YOUR TASK
Look for the word "Desire" in each line and report the count of matching lines, with nothing added.

DATASET CONTENT
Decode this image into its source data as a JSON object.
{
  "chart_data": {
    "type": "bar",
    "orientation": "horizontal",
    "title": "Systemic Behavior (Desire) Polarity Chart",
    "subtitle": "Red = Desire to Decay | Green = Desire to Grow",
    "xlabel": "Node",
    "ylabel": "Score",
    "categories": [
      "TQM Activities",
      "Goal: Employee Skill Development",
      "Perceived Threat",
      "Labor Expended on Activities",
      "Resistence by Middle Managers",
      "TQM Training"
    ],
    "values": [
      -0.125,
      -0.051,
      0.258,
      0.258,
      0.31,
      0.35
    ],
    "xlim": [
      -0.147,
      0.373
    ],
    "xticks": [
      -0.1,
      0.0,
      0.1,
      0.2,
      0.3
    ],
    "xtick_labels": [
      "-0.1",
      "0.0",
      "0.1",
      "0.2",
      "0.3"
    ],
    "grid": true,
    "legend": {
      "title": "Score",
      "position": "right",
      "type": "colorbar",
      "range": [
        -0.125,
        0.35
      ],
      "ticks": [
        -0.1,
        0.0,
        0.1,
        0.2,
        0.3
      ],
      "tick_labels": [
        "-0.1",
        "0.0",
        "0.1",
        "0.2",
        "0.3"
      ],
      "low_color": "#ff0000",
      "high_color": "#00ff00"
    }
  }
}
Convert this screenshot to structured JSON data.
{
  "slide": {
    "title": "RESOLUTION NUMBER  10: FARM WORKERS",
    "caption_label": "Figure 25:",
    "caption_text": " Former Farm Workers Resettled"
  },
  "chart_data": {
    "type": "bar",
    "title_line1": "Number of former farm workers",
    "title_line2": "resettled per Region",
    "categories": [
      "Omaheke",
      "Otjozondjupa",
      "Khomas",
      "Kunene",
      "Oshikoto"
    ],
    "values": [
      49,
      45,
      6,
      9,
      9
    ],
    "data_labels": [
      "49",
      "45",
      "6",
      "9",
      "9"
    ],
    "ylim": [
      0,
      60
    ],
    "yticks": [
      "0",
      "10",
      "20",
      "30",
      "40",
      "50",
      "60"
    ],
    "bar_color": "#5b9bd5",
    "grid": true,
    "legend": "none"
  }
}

RESPONSE TO THIS TASK
2